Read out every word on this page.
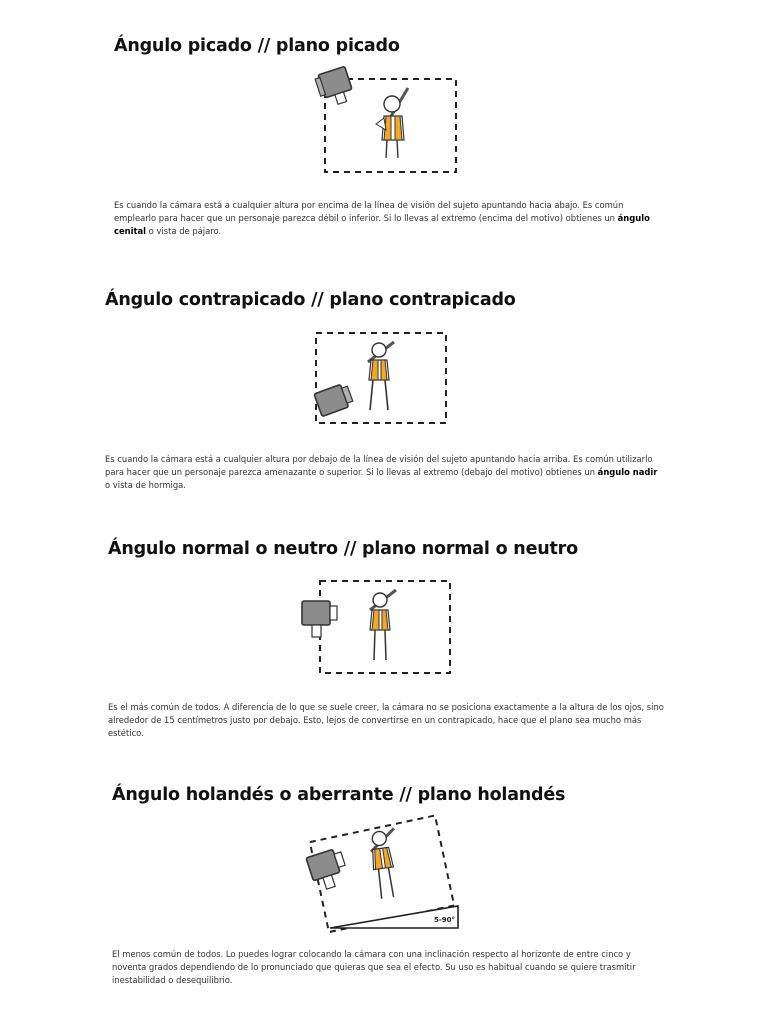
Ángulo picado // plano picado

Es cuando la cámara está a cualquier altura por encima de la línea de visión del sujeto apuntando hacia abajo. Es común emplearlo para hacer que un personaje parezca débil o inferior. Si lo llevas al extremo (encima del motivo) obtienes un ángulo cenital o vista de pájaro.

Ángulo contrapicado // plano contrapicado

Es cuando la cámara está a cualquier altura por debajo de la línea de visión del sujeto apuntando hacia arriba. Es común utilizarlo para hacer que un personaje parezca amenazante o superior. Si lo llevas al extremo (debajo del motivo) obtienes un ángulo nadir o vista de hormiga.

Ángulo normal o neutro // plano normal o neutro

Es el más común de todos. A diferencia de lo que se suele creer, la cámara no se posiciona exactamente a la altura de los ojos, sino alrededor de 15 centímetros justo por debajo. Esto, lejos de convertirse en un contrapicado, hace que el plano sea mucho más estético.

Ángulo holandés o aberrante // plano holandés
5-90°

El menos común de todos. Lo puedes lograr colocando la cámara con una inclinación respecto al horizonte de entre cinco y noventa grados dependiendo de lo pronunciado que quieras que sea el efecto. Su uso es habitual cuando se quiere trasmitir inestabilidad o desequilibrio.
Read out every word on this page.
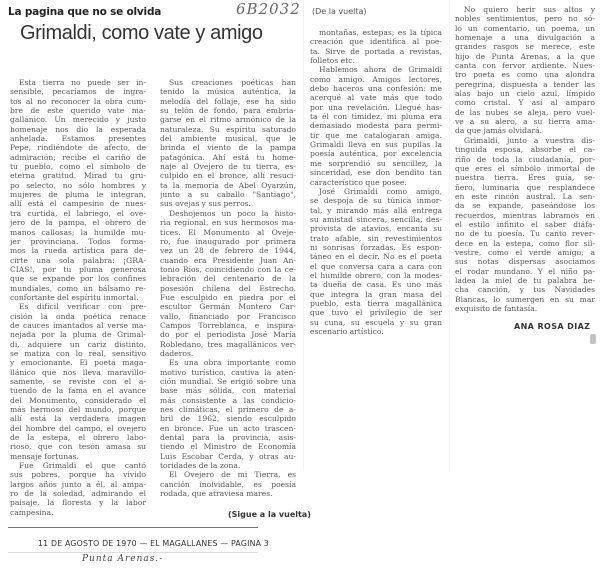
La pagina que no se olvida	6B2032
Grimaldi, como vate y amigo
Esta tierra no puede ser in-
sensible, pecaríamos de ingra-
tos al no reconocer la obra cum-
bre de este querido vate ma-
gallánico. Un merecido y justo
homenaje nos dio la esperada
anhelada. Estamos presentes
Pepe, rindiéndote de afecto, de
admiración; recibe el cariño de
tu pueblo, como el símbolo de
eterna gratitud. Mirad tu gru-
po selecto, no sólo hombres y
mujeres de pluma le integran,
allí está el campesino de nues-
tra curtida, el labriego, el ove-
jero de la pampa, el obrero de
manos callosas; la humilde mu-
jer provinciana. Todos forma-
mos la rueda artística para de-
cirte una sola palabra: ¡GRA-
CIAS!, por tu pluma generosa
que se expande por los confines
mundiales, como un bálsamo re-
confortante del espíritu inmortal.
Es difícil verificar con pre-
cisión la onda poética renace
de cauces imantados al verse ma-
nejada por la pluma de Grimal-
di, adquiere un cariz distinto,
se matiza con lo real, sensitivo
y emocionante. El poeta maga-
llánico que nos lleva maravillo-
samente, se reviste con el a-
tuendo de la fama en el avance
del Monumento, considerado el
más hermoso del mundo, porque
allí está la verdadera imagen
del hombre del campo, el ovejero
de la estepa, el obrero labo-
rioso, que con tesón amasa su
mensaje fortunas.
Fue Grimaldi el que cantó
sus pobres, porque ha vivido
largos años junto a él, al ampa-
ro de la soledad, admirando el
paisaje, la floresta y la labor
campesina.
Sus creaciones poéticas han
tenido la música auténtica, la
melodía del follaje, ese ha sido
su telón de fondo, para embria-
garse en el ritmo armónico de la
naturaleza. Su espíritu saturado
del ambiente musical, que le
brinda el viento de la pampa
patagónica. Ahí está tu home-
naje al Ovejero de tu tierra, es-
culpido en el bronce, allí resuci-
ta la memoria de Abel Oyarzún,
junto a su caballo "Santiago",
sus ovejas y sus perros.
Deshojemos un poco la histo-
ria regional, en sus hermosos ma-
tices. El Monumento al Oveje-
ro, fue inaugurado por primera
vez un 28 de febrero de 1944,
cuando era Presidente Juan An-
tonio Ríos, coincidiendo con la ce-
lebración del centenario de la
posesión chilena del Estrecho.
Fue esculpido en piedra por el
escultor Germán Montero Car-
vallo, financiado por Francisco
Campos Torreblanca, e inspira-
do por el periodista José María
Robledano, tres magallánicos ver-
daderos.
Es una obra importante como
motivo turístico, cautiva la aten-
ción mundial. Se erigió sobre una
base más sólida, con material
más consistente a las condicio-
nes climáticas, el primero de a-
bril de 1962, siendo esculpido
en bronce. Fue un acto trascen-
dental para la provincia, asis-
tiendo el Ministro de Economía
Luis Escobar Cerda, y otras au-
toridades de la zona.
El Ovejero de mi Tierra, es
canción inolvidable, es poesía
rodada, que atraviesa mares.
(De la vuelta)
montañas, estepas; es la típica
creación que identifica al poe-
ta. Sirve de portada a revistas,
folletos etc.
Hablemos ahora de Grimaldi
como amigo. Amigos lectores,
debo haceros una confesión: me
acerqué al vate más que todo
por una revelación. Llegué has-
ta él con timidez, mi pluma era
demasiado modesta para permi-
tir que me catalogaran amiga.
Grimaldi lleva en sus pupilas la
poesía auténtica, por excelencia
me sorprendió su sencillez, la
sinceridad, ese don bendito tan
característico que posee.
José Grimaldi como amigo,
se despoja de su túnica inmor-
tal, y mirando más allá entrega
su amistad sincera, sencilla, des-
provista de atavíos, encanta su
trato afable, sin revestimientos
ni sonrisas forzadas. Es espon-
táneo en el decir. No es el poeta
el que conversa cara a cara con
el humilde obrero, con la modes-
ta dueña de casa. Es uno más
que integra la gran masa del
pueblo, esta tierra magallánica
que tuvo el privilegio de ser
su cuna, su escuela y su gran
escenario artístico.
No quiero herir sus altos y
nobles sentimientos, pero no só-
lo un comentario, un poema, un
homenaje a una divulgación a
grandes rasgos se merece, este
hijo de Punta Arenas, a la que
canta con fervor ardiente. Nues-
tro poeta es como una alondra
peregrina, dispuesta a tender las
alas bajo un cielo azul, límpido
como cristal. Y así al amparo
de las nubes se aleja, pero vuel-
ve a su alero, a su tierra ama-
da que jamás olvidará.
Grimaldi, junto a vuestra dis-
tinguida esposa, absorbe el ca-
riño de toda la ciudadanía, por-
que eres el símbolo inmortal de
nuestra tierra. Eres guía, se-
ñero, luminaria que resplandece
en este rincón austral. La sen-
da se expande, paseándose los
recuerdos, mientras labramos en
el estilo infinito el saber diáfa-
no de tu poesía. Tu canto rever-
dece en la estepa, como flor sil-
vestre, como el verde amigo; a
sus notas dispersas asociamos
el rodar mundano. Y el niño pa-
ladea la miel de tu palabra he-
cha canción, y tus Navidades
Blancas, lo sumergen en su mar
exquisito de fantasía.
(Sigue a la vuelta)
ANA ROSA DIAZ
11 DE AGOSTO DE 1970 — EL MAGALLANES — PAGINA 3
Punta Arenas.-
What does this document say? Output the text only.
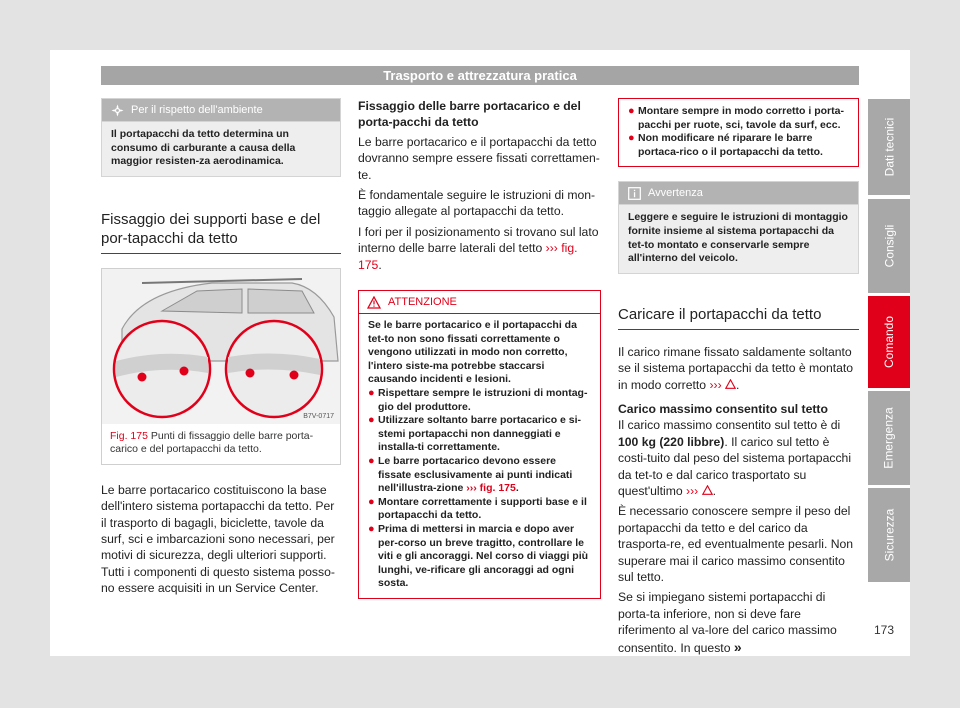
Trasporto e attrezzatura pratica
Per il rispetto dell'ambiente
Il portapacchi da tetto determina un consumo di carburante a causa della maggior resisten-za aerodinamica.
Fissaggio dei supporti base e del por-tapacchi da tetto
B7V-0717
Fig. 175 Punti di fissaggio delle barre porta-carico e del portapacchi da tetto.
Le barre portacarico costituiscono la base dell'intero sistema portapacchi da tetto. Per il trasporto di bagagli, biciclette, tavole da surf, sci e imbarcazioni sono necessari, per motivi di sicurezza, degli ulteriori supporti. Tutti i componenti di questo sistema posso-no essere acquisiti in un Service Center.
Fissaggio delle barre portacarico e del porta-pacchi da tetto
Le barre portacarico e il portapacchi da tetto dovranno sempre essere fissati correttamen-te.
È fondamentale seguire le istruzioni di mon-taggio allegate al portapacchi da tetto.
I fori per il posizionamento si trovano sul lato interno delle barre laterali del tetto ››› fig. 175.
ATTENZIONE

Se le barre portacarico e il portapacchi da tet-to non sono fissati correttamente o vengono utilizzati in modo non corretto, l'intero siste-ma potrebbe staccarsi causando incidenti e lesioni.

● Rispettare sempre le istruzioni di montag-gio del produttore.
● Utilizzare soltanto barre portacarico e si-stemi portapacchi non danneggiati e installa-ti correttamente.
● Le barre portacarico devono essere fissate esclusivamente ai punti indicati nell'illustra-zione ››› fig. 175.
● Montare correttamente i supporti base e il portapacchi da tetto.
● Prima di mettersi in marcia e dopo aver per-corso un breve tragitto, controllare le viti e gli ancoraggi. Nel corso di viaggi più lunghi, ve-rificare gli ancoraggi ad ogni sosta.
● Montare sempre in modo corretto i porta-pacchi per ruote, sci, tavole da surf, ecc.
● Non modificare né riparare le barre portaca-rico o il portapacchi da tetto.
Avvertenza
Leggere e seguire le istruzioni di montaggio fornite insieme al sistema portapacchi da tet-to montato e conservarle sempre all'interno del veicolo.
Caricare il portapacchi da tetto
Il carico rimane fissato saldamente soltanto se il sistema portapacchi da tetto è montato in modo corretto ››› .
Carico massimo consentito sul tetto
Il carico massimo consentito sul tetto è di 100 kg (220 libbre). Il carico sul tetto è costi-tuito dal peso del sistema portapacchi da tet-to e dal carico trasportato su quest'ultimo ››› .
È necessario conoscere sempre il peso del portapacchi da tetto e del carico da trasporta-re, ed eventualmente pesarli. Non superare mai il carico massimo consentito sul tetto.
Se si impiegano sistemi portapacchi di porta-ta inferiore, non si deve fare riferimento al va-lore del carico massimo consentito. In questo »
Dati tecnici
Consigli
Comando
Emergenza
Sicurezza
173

==*==

EXERCISE DESCRIPTION: Pick out each line that holds the string "canción".

EXERCISE RESPONSE:
canción inolvidable, es poesía
cha canción, y tus Navidades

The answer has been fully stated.